__Supplied material__.

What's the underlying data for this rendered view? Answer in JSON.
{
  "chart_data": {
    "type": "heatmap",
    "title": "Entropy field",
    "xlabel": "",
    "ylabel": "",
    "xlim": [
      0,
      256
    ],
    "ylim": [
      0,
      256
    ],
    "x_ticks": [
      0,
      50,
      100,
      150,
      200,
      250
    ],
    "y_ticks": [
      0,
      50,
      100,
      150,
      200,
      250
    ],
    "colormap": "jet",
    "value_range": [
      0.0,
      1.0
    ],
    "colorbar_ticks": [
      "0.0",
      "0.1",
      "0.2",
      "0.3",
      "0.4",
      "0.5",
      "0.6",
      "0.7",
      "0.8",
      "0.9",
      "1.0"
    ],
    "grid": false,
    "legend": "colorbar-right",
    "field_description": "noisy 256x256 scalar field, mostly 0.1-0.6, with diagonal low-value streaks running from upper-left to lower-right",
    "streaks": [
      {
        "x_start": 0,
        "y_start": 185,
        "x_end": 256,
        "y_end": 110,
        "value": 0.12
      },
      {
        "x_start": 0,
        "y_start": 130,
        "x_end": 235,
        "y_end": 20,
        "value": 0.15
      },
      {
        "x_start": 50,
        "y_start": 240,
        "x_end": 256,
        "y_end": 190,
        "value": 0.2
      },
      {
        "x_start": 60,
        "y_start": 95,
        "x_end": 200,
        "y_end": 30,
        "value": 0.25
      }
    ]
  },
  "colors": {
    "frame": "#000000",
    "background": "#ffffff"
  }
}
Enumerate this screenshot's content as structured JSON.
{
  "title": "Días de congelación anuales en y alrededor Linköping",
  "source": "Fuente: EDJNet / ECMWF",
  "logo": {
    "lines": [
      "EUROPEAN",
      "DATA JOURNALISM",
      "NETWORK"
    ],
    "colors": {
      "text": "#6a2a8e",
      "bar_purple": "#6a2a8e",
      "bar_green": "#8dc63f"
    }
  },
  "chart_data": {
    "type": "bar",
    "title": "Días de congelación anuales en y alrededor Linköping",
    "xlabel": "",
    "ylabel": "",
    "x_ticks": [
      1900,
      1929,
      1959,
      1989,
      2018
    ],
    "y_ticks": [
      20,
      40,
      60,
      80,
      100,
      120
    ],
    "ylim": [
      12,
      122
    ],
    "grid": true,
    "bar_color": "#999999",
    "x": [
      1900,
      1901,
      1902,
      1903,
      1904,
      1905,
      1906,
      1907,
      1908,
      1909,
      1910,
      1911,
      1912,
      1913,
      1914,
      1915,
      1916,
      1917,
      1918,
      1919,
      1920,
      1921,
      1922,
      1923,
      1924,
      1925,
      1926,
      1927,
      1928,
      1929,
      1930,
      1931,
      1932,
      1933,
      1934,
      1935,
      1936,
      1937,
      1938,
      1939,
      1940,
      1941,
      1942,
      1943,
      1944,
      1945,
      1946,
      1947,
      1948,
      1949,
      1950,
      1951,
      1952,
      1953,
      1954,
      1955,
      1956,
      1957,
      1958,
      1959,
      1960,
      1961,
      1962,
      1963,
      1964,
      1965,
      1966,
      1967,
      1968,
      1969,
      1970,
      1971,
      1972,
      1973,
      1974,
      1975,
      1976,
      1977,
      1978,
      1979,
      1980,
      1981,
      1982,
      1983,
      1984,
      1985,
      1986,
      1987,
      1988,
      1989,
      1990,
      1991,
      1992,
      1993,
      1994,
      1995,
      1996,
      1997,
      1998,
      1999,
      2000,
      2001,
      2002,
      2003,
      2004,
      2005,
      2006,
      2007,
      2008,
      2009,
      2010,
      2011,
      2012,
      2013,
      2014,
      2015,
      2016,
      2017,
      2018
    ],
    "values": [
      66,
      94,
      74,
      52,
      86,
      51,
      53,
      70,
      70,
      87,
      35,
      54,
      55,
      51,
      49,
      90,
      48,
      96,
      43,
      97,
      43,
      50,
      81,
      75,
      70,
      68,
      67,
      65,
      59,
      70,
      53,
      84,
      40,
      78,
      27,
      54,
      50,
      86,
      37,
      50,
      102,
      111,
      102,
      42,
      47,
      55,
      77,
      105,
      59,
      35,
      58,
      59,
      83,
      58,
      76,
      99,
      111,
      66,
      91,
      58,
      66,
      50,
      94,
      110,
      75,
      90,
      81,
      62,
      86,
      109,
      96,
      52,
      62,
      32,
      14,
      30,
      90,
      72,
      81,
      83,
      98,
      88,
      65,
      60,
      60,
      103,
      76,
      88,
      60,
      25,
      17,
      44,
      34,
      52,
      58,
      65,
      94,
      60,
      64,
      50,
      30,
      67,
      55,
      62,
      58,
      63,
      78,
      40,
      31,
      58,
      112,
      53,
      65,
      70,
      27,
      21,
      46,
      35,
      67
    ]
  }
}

__Instructions for the task__.
Print the entries exactly. Include every one.

__Result for this task__.
What's the underlying data for this rendered view? Answer in JSON.
{
  "chart_data": {
    "type": "heatmap",
    "title": "Entropy field",
    "xlabel": "",
    "ylabel": "",
    "xlim": [
      0,
      256
    ],
    "ylim": [
      0,
      256
    ],
    "x_ticks": [
      0,
      50,
      100,
      150,
      200,
      250
    ],
    "y_ticks": [
      0,
      50,
      100,
      150,
      200,
      250
    ],
    "colormap": "jet",
    "value_range": [
      0.0,
      1.0
    ],
    "colorbar_ticks": [
      "0.0",
      "0.1",
      "0.2",
      "0.3",
      "0.4",
      "0.5",
      "0.6",
      "0.7",
      "0.8",
      "0.9",
      "1.0"
    ],
    "grid": false,
    "legend": "colorbar-right",
    "field_description": "noisy 256x256 scalar field, mostly 0.1-0.6, with diagonal low-value streaks running from upper-left to lower-right",
    "streaks": [
      {
        "x_start": 0,
        "y_start": 185,
        "x_end": 256,
        "y_end": 110,
        "value": 0.12
      },
      {
        "x_start": 0,
        "y_start": 130,
        "x_end": 235,
        "y_end": 20,
        "value": 0.15
      },
      {
        "x_start": 50,
        "y_start": 240,
        "x_end": 256,
        "y_end": 190,
        "value": 0.2
      },
      {
        "x_start": 60,
        "y_start": 95,
        "x_end": 200,
        "y_end": 30,
        "value": 0.25
      }
    ]
  },
  "colors": {
    "frame": "#000000",
    "background": "#ffffff"
  }
}
Enumerate this screenshot's content as structured JSON.
{
  "title": "Días de congelación anuales en y alrededor Linköping",
  "source": "Fuente: EDJNet / ECMWF",
  "logo": {
    "lines": [
      "EUROPEAN",
      "DATA JOURNALISM",
      "NETWORK"
    ],
    "colors": {
      "text": "#6a2a8e",
      "bar_purple": "#6a2a8e",
      "bar_green": "#8dc63f"
    }
  },
  "chart_data": {
    "type": "bar",
    "title": "Días de congelación anuales en y alrededor Linköping",
    "xlabel": "",
    "ylabel": "",
    "x_ticks": [
      1900,
      1929,
      1959,
      1989,
      2018
    ],
    "y_ticks": [
      20,
      40,
      60,
      80,
      100,
      120
    ],
    "ylim": [
      12,
      122
    ],
    "grid": true,
    "bar_color": "#999999",
    "x": [
      1900,
      1901,
      1902,
      1903,
      1904,
      1905,
      1906,
      1907,
      1908,
      1909,
      1910,
      1911,
      1912,
      1913,
      1914,
      1915,
      1916,
      1917,
      1918,
      1919,
      1920,
      1921,
      1922,
      1923,
      1924,
      1925,
      1926,
      1927,
      1928,
      1929,
      1930,
      1931,
      1932,
      1933,
      1934,
      1935,
      1936,
      1937,
      1938,
      1939,
      1940,
      1941,
      1942,
      1943,
      1944,
      1945,
      1946,
      1947,
      1948,
      1949,
      1950,
      1951,
      1952,
      1953,
      1954,
      1955,
      1956,
      1957,
      1958,
      1959,
      1960,
      1961,
      1962,
      1963,
      1964,
      1965,
      1966,
      1967,
      1968,
      1969,
      1970,
      1971,
      1972,
      1973,
      1974,
      1975,
      1976,
      1977,
      1978,
      1979,
      1980,
      1981,
      1982,
      1983,
      1984,
      1985,
      1986,
      1987,
      1988,
      1989,
      1990,
      1991,
      1992,
      1993,
      1994,
      1995,
      1996,
      1997,
      1998,
      1999,
      2000,
      2001,
      2002,
      2003,
      2004,
      2005,
      2006,
      2007,
      2008,
      2009,
      2010,
      2011,
      2012,
      2013,
      2014,
      2015,
      2016,
      2017,
      2018
    ],
    "values": [
      66,
      94,
      74,
      52,
      86,
      51,
      53,
      70,
      70,
      87,
      35,
      54,
      55,
      51,
      49,
      90,
      48,
      96,
      43,
      97,
      43,
      50,
      81,
      75,
      70,
      68,
      67,
      65,
      59,
      70,
      53,
      84,
      40,
      78,
      27,
      54,
      50,
      86,
      37,
      50,
      102,
      111,
      102,
      42,
      47,
      55,
      77,
      105,
      59,
      35,
      58,
      59,
      83,
      58,
      76,
      99,
      111,
      66,
      91,
      58,
      66,
      50,
      94,
      110,
      75,
      90,
      81,
      62,
      86,
      109,
      96,
      52,
      62,
      32,
      14,
      30,
      90,
      72,
      81,
      83,
      98,
      88,
      65,
      60,
      60,
      103,
      76,
      88,
      60,
      25,
      17,
      44,
      34,
      52,
      58,
      65,
      94,
      60,
      64,
      50,
      30,
      67,
      55,
      62,
      58,
      63,
      78,
      40,
      31,
      58,
      112,
      53,
      65,
      70,
      27,
      21,
      46,
      35,
      67
    ]
  }
}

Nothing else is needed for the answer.